• _Records shown_
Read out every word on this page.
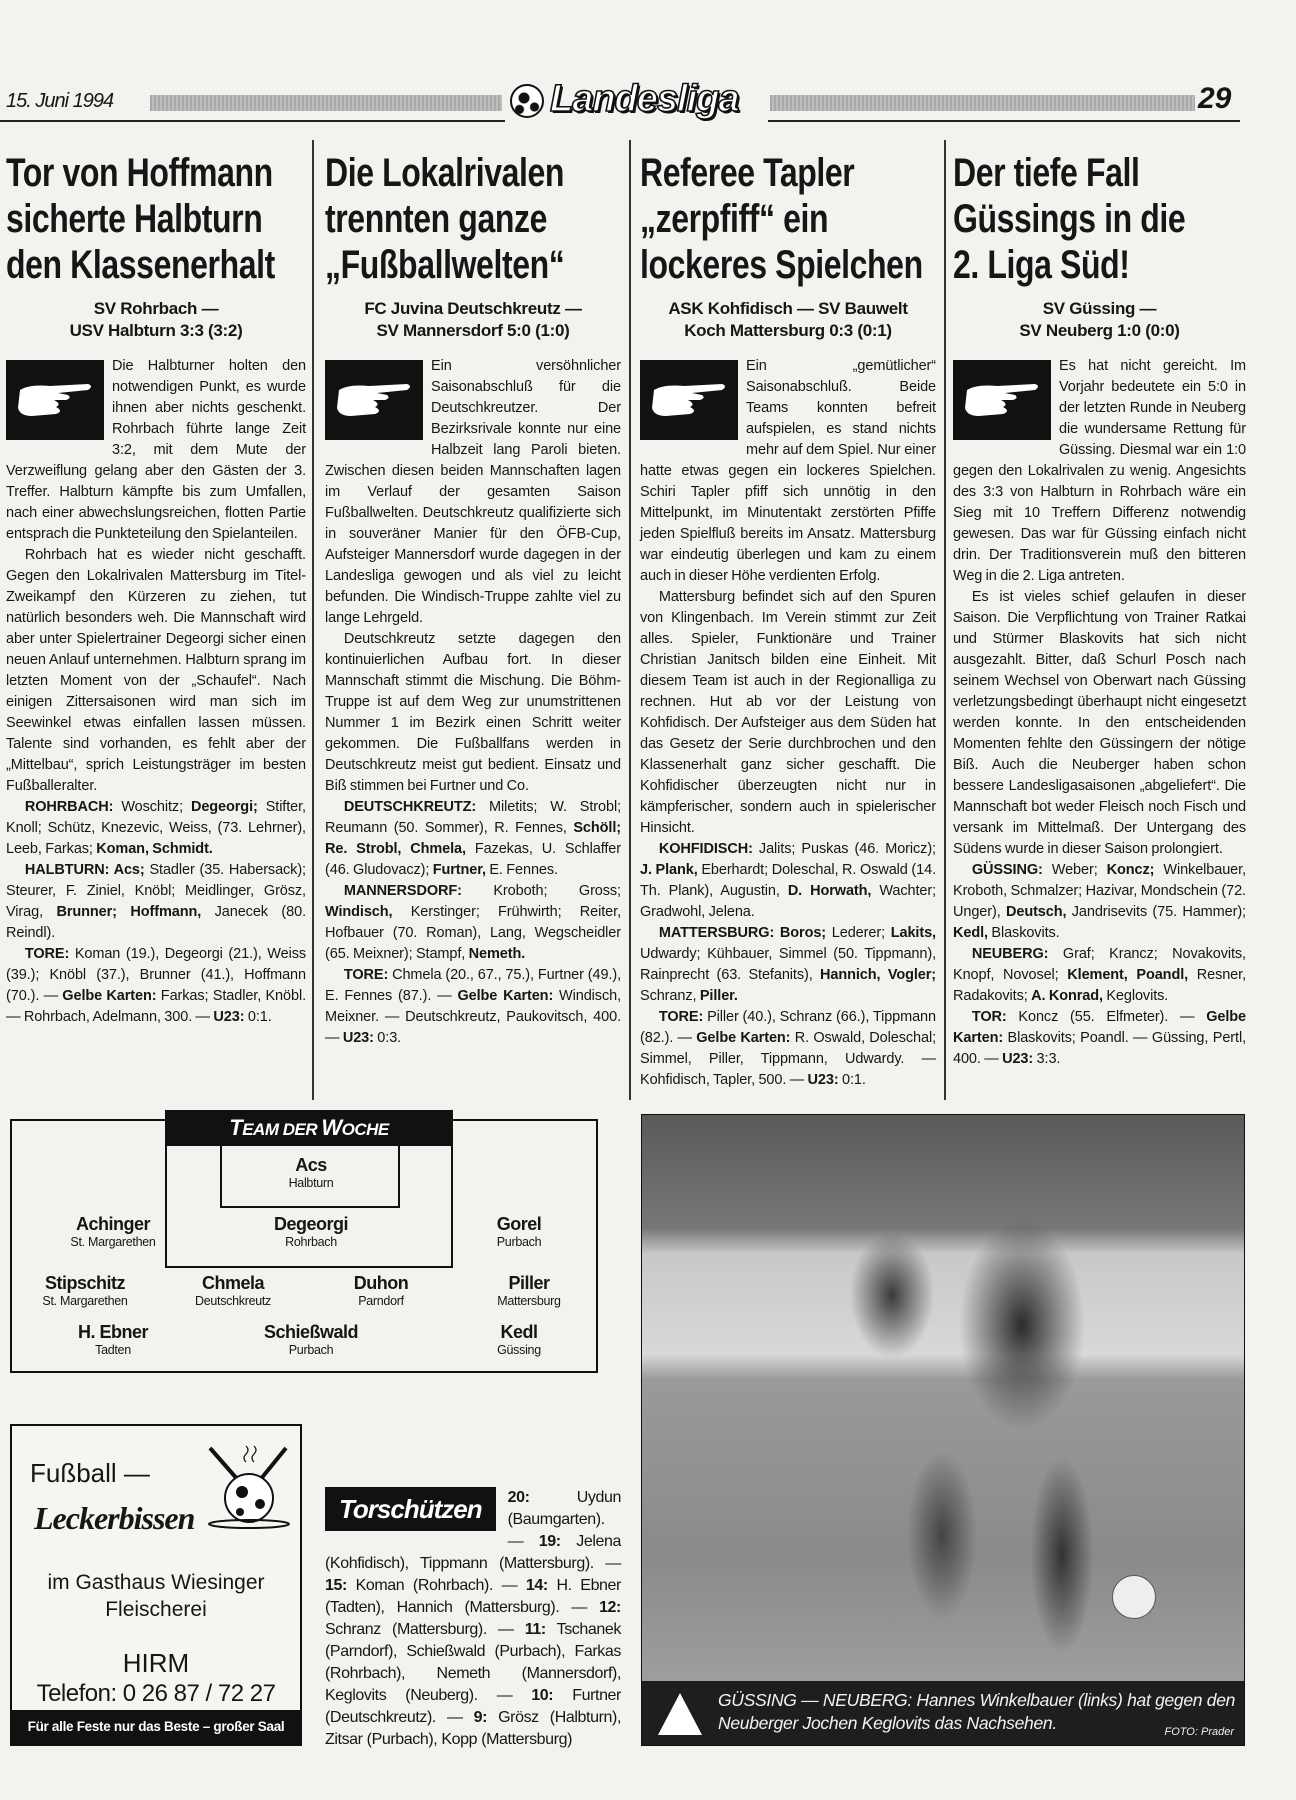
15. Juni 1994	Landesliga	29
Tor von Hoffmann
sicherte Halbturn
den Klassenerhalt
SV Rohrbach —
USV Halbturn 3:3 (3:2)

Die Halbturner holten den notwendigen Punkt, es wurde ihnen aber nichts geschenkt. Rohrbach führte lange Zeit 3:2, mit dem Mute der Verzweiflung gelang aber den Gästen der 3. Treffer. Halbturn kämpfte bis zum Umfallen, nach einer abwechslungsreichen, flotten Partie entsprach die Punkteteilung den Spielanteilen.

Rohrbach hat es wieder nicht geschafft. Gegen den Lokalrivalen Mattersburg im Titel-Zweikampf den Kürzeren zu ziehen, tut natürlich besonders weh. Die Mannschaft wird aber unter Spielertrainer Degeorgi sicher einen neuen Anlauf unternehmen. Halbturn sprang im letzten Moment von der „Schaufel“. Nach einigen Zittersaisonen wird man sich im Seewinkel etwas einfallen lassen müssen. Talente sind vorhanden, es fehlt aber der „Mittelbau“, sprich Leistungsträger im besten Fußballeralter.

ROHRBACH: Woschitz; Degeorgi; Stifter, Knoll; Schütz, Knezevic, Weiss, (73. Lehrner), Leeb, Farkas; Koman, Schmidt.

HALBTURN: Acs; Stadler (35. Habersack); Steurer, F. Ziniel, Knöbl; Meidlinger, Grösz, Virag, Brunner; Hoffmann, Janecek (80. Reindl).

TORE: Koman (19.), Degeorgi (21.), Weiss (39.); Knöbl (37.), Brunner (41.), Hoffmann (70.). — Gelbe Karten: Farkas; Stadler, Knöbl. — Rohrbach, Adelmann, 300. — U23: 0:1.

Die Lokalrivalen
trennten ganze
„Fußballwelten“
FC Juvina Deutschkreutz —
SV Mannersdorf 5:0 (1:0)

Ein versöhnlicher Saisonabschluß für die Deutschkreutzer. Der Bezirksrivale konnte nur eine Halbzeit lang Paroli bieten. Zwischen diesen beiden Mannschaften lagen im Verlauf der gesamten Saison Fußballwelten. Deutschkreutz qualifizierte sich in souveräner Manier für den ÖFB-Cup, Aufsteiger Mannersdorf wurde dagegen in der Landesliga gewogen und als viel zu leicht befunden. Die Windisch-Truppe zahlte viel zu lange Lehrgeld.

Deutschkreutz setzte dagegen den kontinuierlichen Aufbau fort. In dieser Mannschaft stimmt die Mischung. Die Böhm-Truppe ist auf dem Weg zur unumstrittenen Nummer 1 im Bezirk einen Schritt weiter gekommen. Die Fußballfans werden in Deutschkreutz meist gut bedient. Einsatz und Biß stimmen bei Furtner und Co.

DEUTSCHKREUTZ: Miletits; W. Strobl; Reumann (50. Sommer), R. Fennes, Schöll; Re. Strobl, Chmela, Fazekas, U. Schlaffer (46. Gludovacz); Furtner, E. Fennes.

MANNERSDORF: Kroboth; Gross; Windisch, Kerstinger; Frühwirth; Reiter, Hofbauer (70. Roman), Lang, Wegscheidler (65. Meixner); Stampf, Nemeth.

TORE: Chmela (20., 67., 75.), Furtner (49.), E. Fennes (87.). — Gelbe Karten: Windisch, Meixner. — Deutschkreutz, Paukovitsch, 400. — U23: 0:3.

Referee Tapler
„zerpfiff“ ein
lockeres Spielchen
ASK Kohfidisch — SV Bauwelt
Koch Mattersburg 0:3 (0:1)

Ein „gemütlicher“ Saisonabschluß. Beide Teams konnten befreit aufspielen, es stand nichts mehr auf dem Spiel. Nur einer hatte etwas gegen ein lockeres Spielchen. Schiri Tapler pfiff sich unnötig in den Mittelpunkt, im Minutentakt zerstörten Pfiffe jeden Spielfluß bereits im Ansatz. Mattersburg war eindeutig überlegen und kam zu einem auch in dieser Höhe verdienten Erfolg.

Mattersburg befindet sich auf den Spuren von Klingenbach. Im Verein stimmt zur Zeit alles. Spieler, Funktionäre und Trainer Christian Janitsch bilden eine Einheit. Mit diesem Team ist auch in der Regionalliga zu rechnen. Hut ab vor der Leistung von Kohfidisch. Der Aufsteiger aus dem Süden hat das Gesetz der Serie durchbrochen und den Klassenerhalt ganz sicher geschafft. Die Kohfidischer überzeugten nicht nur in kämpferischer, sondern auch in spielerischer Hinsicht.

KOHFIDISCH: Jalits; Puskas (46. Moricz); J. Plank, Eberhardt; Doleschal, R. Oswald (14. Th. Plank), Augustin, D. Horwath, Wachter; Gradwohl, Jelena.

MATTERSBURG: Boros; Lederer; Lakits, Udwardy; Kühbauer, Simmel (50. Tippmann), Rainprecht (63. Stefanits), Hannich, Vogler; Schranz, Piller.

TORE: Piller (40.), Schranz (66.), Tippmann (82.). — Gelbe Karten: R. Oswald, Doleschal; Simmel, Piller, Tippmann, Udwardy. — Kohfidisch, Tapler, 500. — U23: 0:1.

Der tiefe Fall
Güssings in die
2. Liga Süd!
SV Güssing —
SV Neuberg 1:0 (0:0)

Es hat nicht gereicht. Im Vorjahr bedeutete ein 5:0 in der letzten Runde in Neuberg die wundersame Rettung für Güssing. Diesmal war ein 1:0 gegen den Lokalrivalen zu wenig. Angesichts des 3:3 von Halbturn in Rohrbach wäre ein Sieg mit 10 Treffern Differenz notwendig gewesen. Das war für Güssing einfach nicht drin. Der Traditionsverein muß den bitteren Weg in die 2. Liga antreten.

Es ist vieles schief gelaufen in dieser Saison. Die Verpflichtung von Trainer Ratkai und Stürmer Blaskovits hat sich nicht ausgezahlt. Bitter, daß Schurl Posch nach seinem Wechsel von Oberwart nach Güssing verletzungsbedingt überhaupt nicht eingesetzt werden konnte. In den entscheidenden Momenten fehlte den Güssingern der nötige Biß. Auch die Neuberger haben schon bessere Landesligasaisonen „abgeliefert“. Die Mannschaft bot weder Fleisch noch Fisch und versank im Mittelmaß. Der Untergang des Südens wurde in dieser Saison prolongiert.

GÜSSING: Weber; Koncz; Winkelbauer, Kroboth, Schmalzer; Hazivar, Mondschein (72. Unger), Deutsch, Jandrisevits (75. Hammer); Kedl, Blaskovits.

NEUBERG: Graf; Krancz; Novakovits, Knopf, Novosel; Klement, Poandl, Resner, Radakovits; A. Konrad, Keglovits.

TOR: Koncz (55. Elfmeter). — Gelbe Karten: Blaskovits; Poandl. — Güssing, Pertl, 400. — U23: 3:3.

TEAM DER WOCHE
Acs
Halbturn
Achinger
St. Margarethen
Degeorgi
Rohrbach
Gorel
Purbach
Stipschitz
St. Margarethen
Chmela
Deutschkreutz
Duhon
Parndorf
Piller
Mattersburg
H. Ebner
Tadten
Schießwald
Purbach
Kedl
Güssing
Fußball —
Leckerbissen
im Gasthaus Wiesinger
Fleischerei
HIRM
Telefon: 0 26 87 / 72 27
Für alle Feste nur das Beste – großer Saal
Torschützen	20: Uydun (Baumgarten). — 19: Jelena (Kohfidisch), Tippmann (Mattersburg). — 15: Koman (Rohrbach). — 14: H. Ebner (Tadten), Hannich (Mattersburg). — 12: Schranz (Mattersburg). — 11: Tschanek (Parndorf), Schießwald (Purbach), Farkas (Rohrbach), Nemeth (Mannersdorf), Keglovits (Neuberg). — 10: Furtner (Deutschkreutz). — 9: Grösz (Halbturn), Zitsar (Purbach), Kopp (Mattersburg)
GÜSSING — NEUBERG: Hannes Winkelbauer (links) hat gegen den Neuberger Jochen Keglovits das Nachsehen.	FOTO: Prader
* * *
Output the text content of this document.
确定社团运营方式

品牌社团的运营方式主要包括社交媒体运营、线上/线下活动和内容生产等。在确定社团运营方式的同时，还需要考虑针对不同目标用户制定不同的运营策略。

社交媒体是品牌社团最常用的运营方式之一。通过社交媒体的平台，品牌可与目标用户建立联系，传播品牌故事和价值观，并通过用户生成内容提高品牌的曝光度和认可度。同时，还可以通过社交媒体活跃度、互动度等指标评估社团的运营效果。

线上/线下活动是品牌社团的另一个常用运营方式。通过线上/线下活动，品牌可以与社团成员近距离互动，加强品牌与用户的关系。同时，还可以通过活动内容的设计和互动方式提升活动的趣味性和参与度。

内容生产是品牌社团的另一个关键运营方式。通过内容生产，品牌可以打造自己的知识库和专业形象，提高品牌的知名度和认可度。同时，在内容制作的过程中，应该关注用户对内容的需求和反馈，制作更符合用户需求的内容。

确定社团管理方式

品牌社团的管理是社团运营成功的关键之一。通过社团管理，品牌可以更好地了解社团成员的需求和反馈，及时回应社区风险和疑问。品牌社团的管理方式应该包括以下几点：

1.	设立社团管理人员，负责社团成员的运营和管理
==
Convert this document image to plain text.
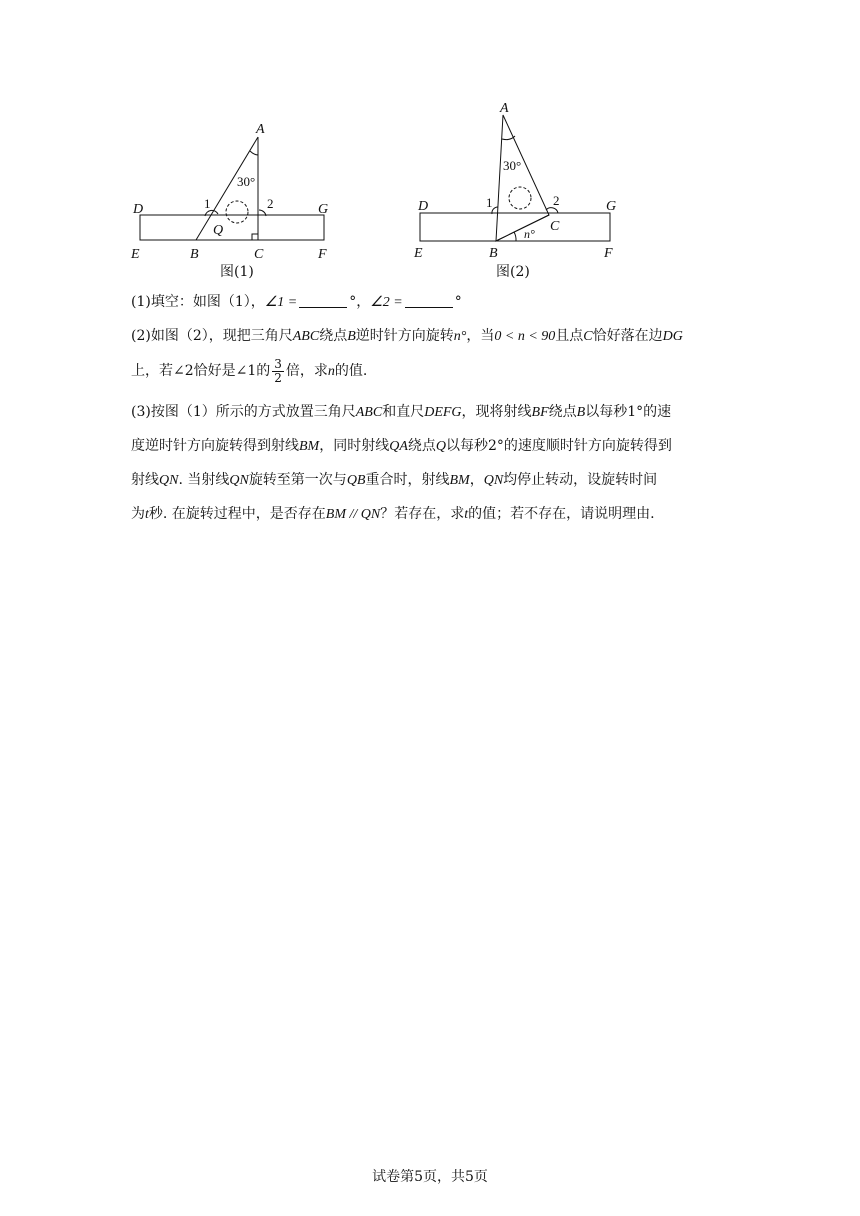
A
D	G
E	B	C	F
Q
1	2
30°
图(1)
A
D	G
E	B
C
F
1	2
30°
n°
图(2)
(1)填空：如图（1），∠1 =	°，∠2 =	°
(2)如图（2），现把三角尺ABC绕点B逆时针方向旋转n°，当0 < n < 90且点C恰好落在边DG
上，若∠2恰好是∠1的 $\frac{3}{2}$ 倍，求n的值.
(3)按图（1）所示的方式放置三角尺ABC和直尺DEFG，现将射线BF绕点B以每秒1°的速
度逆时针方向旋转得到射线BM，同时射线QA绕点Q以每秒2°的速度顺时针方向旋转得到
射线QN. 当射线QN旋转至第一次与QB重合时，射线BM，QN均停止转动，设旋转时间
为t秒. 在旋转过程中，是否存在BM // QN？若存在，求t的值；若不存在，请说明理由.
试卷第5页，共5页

• _Given instruction_
Copy out all lines from the material above that contain the string "Tippmann".

• _Expected answer_
MATTERSBURG: Boros; Lederer; Lakits, Udwardy; Kühbauer, Simmel (50. Tippmann), Rainprecht (63. Stefanits), Hannich, Vogler; Schranz, Piller.
TORE: Piller (40.), Schranz (66.), Tippmann (82.). — Gelbe Karten: R. Oswald, Doleschal; Simmel, Piller, Tippmann, Udwardy. — Kohfidisch, Tapler, 500. — U23: 0:1.
Torschützen	20: Uydun (Baumgarten). — 19: Jelena (Kohfidisch), Tippmann (Mattersburg). — 15: Koman (Rohrbach). — 14: H. Ebner (Tadten), Hannich (Mattersburg). — 12: Schranz (Mattersburg). — 11: Tschanek (Parndorf), Schießwald (Purbach), Farkas (Rohrbach), Nemeth (Mannersdorf), Keglovits (Neuberg). — 10: Furtner (Deutschkreutz). — 9: Grösz (Halbturn), Zitsar (Purbach), Kopp (Mattersburg)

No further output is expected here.